§ Exercise data
=-=-=

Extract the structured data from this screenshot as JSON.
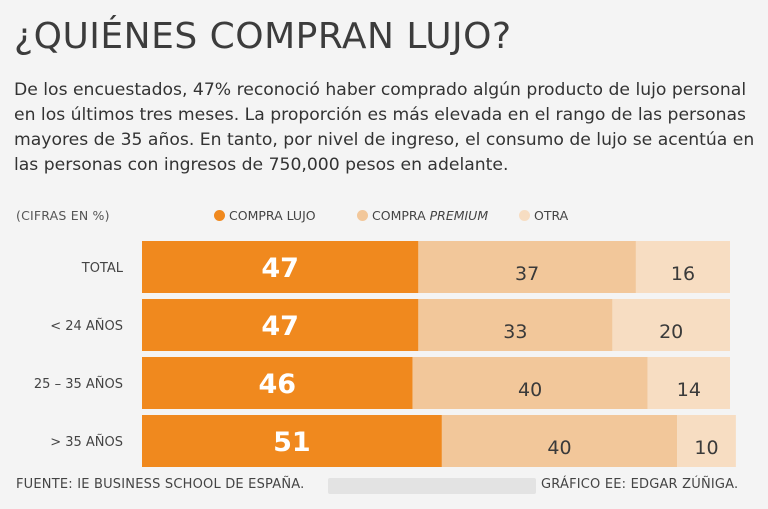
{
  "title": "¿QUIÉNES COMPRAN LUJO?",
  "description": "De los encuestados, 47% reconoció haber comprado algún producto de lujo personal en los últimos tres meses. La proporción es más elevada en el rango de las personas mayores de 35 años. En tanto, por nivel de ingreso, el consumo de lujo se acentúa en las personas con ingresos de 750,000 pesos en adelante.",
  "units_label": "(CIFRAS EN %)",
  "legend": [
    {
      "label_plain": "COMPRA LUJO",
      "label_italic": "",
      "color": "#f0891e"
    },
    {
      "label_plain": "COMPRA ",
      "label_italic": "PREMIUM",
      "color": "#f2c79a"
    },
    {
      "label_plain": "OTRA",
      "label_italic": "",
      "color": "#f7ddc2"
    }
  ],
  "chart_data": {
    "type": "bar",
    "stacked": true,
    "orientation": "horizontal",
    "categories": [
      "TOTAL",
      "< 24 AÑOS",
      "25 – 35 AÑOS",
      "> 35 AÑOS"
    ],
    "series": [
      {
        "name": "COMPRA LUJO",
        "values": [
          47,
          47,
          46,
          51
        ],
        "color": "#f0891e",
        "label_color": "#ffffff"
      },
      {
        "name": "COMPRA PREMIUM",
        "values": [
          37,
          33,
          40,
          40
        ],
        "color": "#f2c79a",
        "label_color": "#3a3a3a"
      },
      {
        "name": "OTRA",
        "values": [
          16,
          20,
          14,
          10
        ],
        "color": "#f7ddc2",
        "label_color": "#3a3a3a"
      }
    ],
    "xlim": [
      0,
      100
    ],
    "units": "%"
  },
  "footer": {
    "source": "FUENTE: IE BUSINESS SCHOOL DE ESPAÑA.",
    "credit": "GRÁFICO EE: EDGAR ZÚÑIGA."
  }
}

=-=-=

§ Problem details
Reproduce the entries above without change, omitting all pictures.

§ Reply
Extract the structured data from this screenshot as JSON.
{
  "title": "¿QUIÉNES COMPRAN LUJO?",
  "description": "De los encuestados, 47% reconoció haber comprado algún producto de lujo personal en los últimos tres meses. La proporción es más elevada en el rango de las personas mayores de 35 años. En tanto, por nivel de ingreso, el consumo de lujo se acentúa en las personas con ingresos de 750,000 pesos en adelante.",
  "units_label": "(CIFRAS EN %)",
  "legend": [
    {
      "label_plain": "COMPRA LUJO",
      "label_italic": "",
      "color": "#f0891e"
    },
    {
      "label_plain": "COMPRA ",
      "label_italic": "PREMIUM",
      "color": "#f2c79a"
    },
    {
      "label_plain": "OTRA",
      "label_italic": "",
      "color": "#f7ddc2"
    }
  ],
  "chart_data": {
    "type": "bar",
    "stacked": true,
    "orientation": "horizontal",
    "categories": [
      "TOTAL",
      "< 24 AÑOS",
      "25 – 35 AÑOS",
      "> 35 AÑOS"
    ],
    "series": [
      {
        "name": "COMPRA LUJO",
        "values": [
          47,
          47,
          46,
          51
        ],
        "color": "#f0891e",
        "label_color": "#ffffff"
      },
      {
        "name": "COMPRA PREMIUM",
        "values": [
          37,
          33,
          40,
          40
        ],
        "color": "#f2c79a",
        "label_color": "#3a3a3a"
      },
      {
        "name": "OTRA",
        "values": [
          16,
          20,
          14,
          10
        ],
        "color": "#f7ddc2",
        "label_color": "#3a3a3a"
      }
    ],
    "xlim": [
      0,
      100
    ],
    "units": "%"
  },
  "footer": {
    "source": "FUENTE: IE BUSINESS SCHOOL DE ESPAÑA.",
    "credit": "GRÁFICO EE: EDGAR ZÚÑIGA."
  }
}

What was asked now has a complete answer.